Infine, ma non meno importante, un’eventuale invio delle comunicazioni indirizzate rispettivamente all’organo di controllo ed all’impresa affidata presso l’indirizzo (sia fisico che digitale) di quest’ultima, di fatto, porterebbe a ribaltare impropriamente in capo all’impresa l’onere informativo in commento in quanto spetterebbe poi a quest’ultima dover provvedere all’inoltro finale all’organo di controllo, con le connesse eventuali responsabilità che ne potrebbero discendere in caso di errore o disguidi operativi che hanno impedito il buon esito della notifica all’organo di controllo[5]. Da ultimo, la disposizione scandisce anche i tempi di inoltro della comunicazione; infatti la stessa dovrà essere inoltrata «tempestivamente». Stante anche in questo la genericità utilizzata, risulta chiaro che la comunicazione, che dovrà fare seguito all’analoga comunicazione inviata all’impresa affidata, sarà trasmessa da banche e intermediari in termini ragionevoli, ovvero senza eccessiva dilazione temporale nella prospettiva di assicurare una tempestività di allineamento informativo tra amministratori e sindaci in relazione a quanto loro comunicato.

◆ Sfida a:
Aggiorna le voci partendo dalla riga che contiene "Patent image size: (1014, 1251)." e arrivando a quella che contiene "The main soil chamber 78 is at (270, 362).", entrambe incluse, sostituendo "self-watering plant container" con "self-watering planter" e lasciando invariato tutto il resto. Riporta soltanto queste righe.

◆ Righe:
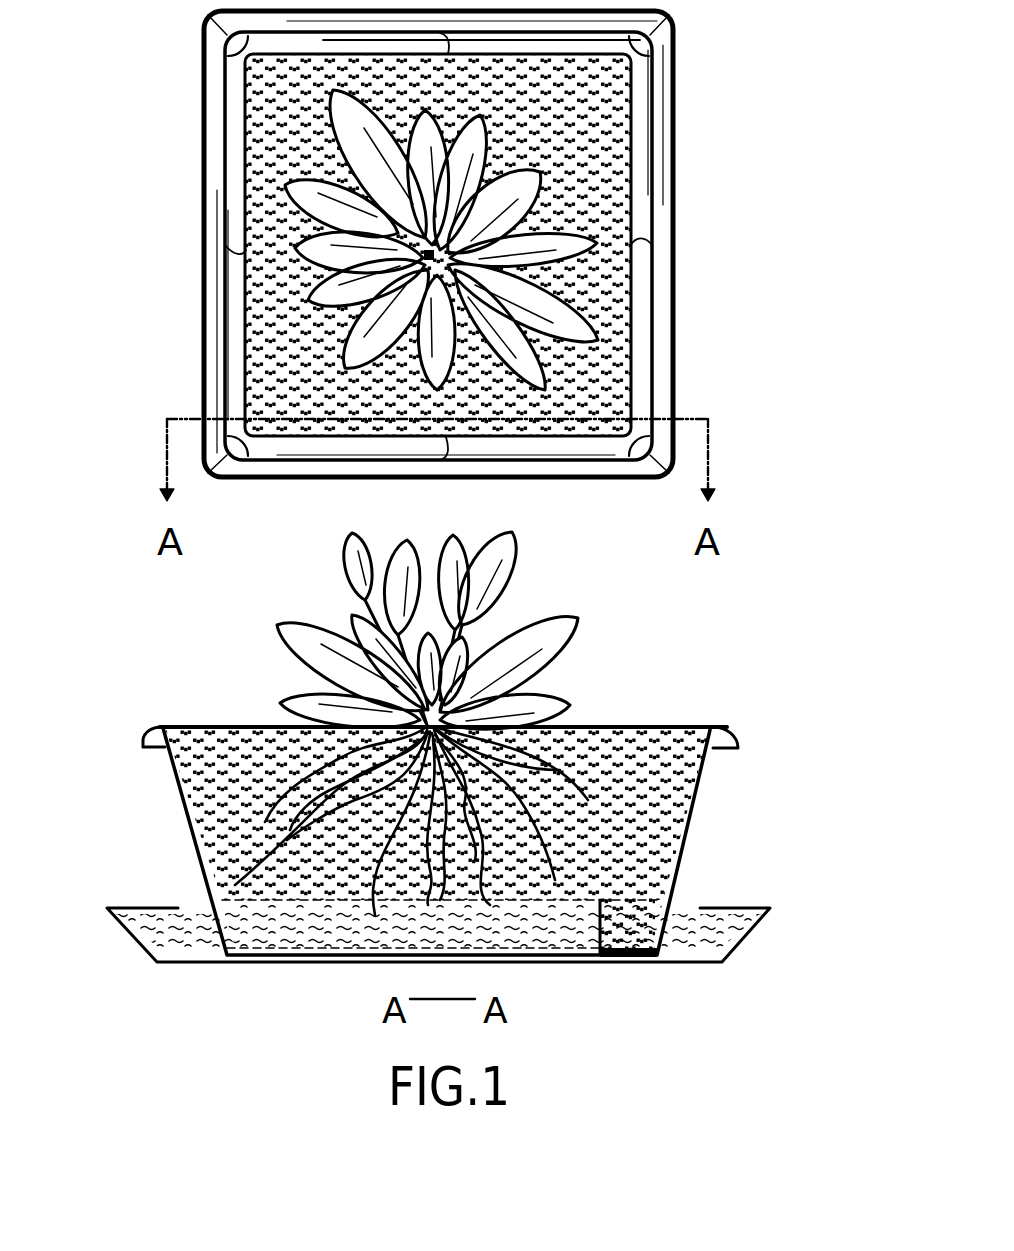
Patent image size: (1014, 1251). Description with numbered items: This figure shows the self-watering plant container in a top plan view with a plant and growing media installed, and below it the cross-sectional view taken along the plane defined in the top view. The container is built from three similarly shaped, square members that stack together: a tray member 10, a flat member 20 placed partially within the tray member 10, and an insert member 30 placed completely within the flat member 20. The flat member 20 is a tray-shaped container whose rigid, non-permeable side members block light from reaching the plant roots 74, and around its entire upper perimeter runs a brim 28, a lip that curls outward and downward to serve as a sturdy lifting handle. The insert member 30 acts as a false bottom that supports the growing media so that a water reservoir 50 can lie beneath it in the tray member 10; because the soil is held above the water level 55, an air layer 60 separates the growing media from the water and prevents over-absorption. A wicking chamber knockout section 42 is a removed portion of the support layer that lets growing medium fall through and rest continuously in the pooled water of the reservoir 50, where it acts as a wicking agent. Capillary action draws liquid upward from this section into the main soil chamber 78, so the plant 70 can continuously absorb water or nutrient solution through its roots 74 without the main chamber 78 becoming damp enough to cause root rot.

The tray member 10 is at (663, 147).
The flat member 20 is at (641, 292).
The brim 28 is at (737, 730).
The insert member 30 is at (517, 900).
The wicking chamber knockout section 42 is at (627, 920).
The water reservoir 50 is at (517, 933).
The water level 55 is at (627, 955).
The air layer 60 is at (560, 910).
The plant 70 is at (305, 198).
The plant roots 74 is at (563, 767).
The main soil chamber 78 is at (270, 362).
...
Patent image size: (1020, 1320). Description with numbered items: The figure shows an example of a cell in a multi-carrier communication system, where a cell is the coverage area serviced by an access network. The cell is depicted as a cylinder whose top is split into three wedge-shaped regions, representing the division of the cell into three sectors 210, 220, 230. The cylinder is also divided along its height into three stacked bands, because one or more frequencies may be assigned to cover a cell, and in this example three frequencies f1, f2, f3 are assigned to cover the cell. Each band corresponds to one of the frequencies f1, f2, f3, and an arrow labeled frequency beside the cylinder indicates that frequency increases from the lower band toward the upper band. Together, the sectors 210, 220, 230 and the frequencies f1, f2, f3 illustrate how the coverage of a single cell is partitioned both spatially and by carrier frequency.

◆ Sfida b:
Elenca tutti i soggetti e gli organi nominati nell'estratto come destinatari o mittenti di comunicazioni.

◆ Risposta all'esercizio a:
Patent image size: (1014, 1251). Description with numbered items: This figure shows the self-watering planter in a top plan view with a plant and growing media installed, and below it the cross-sectional view taken along the plane defined in the top view. The container is built from three similarly shaped, square members that stack together: a tray member 10, a flat member 20 placed partially within the tray member 10, and an insert member 30 placed completely within the flat member 20. The flat member 20 is a tray-shaped container whose rigid, non-permeable side members block light from reaching the plant roots 74, and around its entire upper perimeter runs a brim 28, a lip that curls outward and downward to serve as a sturdy lifting handle. The insert member 30 acts as a false bottom that supports the growing media so that a water reservoir 50 can lie beneath it in the tray member 10; because the soil is held above the water level 55, an air layer 60 separates the growing media from the water and prevents over-absorption. A wicking chamber knockout section 42 is a removed portion of the support layer that lets growing medium fall through and rest continuously in the pooled water of the reservoir 50, where it acts as a wicking agent. Capillary action draws liquid upward from this section into the main soil chamber 78, so the plant 70 can continuously absorb water or nutrient solution through its roots 74 without the main chamber 78 becoming damp enough to cause root rot.

The tray member 10 is at (663, 147).
The flat member 20 is at (641, 292).
The brim 28 is at (737, 730).
The insert member 30 is at (517, 900).
The wicking chamber knockout section 42 is at (627, 920).
The water reservoir 50 is at (517, 933).
The water level 55 is at (627, 955).
The air layer 60 is at (560, 910).
The plant 70 is at (305, 198).
The plant roots 74 is at (563, 767).
The main soil chamber 78 is at (270, 362).

◆ Risposta all'esercizio b:
- organo di controllo
- impresa affidata
- banche
- intermediari
- amministratori
- sindaci